>> begin THE DATA
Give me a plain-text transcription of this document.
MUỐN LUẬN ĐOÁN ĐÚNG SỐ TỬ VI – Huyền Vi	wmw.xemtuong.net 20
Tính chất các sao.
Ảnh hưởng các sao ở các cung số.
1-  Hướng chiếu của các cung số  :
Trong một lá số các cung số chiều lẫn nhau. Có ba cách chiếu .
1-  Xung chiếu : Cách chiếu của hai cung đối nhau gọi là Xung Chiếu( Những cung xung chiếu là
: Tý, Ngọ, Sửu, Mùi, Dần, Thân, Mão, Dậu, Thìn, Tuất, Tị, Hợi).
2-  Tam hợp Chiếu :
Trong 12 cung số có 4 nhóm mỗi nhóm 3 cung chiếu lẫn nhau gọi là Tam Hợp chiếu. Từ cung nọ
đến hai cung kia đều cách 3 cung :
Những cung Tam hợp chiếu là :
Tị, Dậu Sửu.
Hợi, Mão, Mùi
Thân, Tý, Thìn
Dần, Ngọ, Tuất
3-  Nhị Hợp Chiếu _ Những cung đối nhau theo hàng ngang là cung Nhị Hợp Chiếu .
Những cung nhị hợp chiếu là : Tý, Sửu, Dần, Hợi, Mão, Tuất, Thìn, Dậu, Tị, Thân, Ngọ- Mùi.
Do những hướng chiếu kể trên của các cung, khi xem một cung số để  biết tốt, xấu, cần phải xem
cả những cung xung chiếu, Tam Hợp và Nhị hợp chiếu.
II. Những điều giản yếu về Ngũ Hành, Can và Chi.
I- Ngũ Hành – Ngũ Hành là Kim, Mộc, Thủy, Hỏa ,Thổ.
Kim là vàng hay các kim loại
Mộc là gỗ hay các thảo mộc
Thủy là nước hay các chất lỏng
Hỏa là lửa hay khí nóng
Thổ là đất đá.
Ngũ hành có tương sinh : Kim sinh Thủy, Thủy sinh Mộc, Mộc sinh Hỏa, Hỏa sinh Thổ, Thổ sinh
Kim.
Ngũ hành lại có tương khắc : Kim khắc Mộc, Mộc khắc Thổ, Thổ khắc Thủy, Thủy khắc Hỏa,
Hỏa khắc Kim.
>> end THE DATA
> **TASK PROMPT**
Extract the full listing above without altering anything.

> **CORRECT OUTPUT**
Give me a plain-text transcription of this document.
MUỐN LUẬN ĐOÁN ĐÚNG SỐ TỬ VI – Huyền Vi	wmw.xemtuong.net 20
Tính chất các sao.
Ảnh hưởng các sao ở các cung số.
1-  Hướng chiếu của các cung số  :
Trong một lá số các cung số chiều lẫn nhau. Có ba cách chiếu .
1-  Xung chiếu : Cách chiếu của hai cung đối nhau gọi là Xung Chiếu( Những cung xung chiếu là
: Tý, Ngọ, Sửu, Mùi, Dần, Thân, Mão, Dậu, Thìn, Tuất, Tị, Hợi).
2-  Tam hợp Chiếu :
Trong 12 cung số có 4 nhóm mỗi nhóm 3 cung chiếu lẫn nhau gọi là Tam Hợp chiếu. Từ cung nọ
đến hai cung kia đều cách 3 cung :
Những cung Tam hợp chiếu là :
Tị, Dậu Sửu.
Hợi, Mão, Mùi
Thân, Tý, Thìn
Dần, Ngọ, Tuất
3-  Nhị Hợp Chiếu _ Những cung đối nhau theo hàng ngang là cung Nhị Hợp Chiếu .
Những cung nhị hợp chiếu là : Tý, Sửu, Dần, Hợi, Mão, Tuất, Thìn, Dậu, Tị, Thân, Ngọ- Mùi.
Do những hướng chiếu kể trên của các cung, khi xem một cung số để  biết tốt, xấu, cần phải xem
cả những cung xung chiếu, Tam Hợp và Nhị hợp chiếu.
II. Những điều giản yếu về Ngũ Hành, Can và Chi.
I- Ngũ Hành – Ngũ Hành là Kim, Mộc, Thủy, Hỏa ,Thổ.
Kim là vàng hay các kim loại
Mộc là gỗ hay các thảo mộc
Thủy là nước hay các chất lỏng
Hỏa là lửa hay khí nóng
Thổ là đất đá.
Ngũ hành có tương sinh : Kim sinh Thủy, Thủy sinh Mộc, Mộc sinh Hỏa, Hỏa sinh Thổ, Thổ sinh
Kim.
Ngũ hành lại có tương khắc : Kim khắc Mộc, Mộc khắc Thổ, Thổ khắc Thủy, Thủy khắc Hỏa,
Hỏa khắc Kim.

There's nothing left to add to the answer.